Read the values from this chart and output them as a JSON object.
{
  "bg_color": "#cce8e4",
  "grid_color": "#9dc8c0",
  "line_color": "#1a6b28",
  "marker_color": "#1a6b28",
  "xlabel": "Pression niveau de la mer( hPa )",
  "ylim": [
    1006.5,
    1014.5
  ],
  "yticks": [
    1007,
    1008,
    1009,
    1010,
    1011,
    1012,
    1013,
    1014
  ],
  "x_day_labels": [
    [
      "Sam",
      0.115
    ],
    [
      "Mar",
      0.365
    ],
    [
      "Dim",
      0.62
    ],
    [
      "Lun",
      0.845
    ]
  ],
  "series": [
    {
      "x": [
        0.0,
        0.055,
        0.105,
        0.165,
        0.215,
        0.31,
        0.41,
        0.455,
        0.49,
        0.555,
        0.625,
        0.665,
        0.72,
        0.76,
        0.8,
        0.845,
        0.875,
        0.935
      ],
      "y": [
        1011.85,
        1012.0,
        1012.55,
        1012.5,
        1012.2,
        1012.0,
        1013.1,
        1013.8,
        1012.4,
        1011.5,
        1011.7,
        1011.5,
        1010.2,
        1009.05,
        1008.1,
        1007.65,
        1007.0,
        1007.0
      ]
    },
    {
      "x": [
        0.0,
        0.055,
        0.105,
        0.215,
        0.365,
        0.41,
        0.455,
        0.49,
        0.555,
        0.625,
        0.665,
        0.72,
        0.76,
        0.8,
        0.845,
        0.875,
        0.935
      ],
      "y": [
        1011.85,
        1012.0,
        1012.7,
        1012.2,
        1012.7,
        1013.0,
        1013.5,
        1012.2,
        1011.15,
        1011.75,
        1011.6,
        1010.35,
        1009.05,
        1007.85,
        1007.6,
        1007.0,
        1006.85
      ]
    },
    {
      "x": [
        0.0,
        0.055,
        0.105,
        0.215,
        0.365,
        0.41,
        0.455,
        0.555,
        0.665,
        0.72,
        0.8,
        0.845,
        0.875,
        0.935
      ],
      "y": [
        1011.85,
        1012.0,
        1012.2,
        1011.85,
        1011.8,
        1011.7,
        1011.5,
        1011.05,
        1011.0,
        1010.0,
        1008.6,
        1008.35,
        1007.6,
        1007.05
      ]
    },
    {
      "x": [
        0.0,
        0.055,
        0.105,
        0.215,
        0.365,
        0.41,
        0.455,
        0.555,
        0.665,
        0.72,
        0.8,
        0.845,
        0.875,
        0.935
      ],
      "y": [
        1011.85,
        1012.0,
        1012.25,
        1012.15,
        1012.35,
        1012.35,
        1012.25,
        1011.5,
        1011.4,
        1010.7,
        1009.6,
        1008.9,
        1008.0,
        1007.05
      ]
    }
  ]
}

--

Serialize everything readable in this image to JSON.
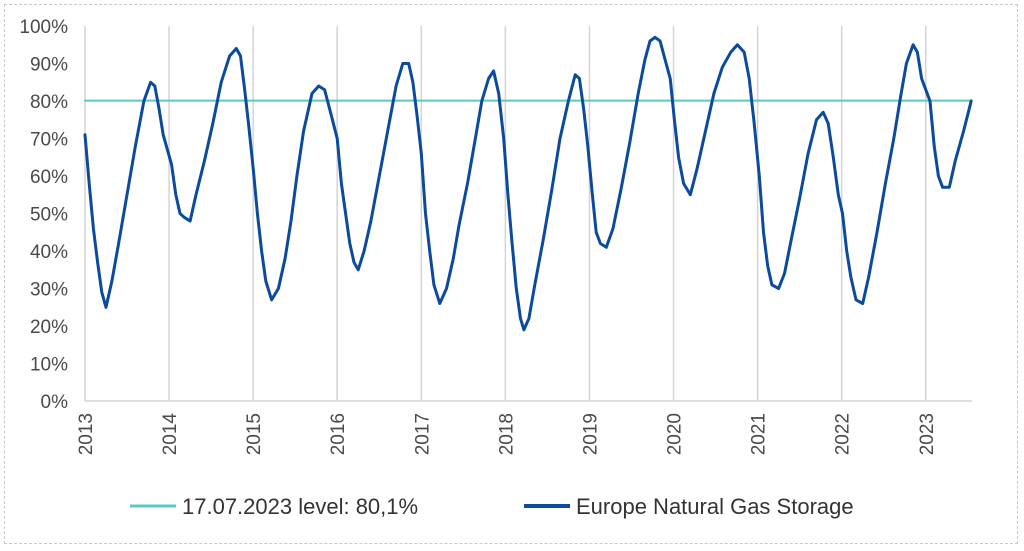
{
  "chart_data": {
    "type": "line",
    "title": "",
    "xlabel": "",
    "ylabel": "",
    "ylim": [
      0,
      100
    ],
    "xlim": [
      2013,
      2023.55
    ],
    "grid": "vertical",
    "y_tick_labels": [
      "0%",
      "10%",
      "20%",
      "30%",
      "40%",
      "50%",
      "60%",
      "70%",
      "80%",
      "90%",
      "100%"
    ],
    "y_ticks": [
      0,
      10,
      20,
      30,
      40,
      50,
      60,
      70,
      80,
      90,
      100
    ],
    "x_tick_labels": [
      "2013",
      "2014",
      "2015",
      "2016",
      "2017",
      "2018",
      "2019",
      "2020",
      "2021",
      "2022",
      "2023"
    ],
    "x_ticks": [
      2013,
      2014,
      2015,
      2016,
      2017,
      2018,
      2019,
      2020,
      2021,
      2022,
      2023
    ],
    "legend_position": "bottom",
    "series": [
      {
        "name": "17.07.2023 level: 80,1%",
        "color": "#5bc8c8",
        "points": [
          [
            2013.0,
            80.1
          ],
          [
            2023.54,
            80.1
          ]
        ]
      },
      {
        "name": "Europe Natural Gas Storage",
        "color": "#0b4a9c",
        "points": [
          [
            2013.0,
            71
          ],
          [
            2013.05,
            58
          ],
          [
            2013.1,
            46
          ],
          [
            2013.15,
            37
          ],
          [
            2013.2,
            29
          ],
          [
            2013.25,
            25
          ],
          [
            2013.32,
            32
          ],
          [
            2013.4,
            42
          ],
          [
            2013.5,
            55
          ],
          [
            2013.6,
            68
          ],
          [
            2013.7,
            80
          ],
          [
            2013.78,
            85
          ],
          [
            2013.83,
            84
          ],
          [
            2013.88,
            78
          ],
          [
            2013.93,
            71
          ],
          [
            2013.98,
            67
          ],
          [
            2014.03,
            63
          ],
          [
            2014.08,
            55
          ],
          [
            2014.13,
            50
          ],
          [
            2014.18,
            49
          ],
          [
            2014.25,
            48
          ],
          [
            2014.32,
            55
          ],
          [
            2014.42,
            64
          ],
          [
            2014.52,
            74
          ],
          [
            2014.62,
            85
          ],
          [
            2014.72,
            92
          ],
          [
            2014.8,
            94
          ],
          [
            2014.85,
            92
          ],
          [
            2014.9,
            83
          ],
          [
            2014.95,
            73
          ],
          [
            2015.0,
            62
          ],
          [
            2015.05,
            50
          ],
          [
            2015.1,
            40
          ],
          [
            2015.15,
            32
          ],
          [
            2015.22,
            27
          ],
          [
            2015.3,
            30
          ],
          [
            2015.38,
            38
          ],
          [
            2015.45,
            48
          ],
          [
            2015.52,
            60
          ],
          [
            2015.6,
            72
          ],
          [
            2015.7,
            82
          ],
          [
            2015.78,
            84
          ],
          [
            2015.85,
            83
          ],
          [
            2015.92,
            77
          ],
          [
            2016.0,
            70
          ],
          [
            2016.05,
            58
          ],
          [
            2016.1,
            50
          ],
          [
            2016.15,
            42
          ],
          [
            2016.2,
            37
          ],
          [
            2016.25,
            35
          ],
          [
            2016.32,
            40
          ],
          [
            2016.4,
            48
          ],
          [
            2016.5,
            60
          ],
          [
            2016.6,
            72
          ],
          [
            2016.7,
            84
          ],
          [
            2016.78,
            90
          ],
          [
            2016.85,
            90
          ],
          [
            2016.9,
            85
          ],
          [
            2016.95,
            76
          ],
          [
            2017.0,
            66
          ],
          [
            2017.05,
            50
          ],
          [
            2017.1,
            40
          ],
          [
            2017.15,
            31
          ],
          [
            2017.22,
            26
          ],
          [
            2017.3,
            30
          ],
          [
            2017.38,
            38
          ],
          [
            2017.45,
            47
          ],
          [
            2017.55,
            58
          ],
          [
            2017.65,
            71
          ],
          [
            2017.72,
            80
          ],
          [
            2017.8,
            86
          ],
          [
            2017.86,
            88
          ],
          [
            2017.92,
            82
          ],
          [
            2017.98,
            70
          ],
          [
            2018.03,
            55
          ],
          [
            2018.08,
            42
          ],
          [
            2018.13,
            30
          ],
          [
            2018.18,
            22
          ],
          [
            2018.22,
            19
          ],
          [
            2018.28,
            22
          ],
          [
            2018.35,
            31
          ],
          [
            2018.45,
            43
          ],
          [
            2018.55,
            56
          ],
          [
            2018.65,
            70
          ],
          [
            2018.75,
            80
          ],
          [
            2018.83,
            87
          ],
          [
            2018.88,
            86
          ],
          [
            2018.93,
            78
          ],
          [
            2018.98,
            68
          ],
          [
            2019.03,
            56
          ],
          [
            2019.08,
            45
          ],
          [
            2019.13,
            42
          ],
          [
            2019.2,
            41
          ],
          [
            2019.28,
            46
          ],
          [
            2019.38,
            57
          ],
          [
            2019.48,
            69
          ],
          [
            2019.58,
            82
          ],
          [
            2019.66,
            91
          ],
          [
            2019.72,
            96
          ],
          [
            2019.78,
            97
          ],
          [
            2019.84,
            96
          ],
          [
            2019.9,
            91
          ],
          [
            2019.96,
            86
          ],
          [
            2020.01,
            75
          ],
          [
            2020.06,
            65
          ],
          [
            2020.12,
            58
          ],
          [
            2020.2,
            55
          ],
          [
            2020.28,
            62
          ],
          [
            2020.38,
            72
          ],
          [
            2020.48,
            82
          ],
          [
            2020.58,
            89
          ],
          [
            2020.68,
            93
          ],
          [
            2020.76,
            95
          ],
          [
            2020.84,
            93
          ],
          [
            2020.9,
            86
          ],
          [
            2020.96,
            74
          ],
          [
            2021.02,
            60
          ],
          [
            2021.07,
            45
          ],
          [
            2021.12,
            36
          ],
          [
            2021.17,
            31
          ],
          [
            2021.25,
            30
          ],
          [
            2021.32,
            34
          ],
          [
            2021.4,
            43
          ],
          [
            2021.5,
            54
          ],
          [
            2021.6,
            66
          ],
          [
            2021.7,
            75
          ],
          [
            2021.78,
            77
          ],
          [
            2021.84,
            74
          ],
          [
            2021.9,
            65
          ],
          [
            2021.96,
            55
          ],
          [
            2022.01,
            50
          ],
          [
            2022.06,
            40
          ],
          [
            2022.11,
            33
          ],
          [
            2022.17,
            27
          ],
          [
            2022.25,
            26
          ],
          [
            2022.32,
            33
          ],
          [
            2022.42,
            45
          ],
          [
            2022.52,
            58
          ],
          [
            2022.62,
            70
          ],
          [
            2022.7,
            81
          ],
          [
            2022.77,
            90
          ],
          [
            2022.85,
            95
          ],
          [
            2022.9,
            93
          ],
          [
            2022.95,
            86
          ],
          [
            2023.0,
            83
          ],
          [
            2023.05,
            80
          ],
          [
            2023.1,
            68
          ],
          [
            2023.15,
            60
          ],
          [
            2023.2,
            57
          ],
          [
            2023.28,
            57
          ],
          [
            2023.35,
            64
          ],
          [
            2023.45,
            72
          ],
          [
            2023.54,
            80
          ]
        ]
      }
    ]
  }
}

## What you should do
Reply with nothing except the number of lines in the listing above that include the string "xlabel".

## Finished exercise
2